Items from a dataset
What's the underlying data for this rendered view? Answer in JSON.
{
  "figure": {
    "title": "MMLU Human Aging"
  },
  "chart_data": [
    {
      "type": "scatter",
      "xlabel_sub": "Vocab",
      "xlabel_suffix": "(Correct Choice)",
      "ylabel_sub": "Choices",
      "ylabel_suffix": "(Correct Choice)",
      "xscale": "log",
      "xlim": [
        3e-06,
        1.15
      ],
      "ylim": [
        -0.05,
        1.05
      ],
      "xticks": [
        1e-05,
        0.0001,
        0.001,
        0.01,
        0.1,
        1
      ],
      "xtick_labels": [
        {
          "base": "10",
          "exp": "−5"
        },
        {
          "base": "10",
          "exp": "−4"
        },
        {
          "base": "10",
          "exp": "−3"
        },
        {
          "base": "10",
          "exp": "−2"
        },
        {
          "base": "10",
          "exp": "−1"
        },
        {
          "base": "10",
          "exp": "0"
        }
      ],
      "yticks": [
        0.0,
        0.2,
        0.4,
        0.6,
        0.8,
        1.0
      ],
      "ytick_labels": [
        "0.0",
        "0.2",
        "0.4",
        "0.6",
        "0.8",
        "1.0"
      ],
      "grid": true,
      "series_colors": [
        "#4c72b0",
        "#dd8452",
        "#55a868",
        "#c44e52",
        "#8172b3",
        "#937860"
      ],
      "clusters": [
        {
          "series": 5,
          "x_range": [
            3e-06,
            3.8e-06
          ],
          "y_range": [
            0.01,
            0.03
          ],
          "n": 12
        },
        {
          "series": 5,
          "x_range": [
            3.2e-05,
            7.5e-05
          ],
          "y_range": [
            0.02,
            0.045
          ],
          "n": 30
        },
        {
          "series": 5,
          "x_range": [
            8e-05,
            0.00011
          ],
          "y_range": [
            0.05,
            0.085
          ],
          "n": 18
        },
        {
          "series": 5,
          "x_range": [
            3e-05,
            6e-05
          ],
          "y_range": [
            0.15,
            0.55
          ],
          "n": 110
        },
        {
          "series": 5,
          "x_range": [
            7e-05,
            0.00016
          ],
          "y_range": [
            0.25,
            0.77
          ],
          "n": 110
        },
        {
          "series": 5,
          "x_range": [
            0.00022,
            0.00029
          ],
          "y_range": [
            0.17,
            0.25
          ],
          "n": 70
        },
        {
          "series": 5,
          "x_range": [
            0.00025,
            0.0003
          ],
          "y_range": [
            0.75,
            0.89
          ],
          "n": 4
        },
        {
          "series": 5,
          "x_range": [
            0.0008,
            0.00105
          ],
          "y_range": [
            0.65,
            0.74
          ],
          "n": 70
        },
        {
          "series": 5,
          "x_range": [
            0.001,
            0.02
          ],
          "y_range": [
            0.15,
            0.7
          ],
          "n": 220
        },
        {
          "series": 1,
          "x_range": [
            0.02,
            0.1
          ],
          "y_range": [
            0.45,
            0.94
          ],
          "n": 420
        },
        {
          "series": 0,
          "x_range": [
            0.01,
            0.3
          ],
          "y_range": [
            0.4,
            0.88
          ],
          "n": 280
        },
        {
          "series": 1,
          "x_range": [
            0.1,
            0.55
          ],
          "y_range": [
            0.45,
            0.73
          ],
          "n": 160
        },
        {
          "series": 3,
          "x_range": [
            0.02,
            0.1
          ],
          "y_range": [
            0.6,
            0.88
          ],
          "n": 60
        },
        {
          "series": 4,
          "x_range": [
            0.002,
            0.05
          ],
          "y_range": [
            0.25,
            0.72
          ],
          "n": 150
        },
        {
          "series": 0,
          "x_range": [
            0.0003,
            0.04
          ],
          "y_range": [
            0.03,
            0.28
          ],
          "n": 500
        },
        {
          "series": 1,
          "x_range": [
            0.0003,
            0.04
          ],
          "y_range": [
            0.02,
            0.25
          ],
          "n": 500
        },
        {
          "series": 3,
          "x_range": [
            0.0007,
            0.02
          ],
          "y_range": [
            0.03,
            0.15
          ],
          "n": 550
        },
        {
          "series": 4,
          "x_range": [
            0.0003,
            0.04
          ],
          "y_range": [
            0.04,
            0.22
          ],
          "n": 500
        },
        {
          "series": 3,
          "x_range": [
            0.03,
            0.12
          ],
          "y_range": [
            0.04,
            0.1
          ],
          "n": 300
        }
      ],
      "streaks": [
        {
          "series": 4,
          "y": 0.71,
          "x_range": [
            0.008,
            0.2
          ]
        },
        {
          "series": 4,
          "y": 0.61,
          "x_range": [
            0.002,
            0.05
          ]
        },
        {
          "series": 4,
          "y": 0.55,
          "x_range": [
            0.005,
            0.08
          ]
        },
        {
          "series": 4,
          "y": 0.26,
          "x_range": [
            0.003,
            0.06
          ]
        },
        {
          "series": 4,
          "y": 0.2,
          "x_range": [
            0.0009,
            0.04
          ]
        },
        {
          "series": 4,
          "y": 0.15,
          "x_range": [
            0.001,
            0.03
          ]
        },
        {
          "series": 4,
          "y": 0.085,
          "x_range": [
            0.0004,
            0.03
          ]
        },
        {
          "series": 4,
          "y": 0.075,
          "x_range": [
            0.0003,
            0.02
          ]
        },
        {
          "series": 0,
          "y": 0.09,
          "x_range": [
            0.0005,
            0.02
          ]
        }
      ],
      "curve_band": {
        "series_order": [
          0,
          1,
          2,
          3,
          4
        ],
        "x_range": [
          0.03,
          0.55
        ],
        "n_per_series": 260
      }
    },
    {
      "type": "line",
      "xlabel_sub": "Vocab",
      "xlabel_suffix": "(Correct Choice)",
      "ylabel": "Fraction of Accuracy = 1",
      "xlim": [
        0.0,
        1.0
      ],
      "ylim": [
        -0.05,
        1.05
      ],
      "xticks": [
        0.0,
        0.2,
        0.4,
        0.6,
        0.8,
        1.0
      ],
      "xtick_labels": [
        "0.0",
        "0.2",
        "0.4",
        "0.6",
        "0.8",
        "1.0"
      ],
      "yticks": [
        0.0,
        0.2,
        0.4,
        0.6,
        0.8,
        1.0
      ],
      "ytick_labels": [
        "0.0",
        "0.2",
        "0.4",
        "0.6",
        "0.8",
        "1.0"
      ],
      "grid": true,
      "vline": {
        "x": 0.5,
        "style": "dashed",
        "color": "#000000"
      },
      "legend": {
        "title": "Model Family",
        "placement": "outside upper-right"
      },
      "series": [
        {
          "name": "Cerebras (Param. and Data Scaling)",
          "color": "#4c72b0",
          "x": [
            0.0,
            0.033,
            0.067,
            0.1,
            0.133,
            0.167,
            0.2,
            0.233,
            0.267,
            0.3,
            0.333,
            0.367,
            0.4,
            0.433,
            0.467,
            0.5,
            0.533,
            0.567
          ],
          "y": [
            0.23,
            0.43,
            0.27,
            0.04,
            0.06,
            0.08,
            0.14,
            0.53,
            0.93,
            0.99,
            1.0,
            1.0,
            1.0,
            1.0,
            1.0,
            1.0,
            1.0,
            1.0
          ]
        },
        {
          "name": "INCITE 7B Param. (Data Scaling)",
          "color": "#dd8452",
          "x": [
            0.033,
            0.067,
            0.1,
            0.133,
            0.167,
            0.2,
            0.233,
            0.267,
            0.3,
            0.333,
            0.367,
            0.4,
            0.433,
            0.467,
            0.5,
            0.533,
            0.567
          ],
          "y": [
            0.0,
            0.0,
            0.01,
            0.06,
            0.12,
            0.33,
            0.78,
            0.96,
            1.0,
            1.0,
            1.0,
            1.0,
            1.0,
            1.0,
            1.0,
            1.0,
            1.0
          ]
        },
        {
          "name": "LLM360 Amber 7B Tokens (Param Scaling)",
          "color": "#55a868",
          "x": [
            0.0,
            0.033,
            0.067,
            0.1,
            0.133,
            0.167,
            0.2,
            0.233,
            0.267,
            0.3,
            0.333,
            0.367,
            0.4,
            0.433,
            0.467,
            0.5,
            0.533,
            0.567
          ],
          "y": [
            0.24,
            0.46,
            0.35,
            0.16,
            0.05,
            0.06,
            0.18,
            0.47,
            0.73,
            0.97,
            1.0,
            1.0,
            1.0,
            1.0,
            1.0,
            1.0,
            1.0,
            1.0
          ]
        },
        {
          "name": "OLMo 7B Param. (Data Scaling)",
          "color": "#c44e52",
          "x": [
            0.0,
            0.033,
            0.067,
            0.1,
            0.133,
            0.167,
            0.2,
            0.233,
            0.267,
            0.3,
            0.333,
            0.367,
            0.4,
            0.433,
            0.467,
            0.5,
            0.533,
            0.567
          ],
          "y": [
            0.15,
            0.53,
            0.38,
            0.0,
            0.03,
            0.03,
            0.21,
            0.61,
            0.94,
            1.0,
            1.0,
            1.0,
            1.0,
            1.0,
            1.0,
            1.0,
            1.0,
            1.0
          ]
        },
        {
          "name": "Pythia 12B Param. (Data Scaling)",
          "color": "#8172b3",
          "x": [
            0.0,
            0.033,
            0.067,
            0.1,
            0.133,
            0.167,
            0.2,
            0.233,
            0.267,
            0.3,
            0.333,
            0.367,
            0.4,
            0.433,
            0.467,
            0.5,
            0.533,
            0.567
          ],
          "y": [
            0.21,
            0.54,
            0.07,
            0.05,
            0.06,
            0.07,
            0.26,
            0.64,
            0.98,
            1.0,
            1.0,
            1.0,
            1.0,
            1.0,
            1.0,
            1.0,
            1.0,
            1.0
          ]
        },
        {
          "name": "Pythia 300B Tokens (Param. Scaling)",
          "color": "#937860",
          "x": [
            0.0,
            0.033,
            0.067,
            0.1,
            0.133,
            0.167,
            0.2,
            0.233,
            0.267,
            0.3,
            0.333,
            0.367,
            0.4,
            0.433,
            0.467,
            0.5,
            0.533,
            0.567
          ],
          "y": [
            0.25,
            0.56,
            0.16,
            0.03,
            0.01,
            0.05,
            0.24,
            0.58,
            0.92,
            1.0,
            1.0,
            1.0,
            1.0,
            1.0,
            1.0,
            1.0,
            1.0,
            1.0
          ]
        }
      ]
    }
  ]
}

▶ JOB
Lines containing the string "Scaling" are to be selected and copied.

▶ COMPLETED TASK
          "name": "Cerebras (Param. and Data Scaling)",
          "name": "INCITE 7B Param. (Data Scaling)",
          "name": "LLM360 Amber 7B Tokens (Param Scaling)",
          "name": "OLMo 7B Param. (Data Scaling)",
          "name": "Pythia 12B Param. (Data Scaling)",
          "name": "Pythia 300B Tokens (Param. Scaling)",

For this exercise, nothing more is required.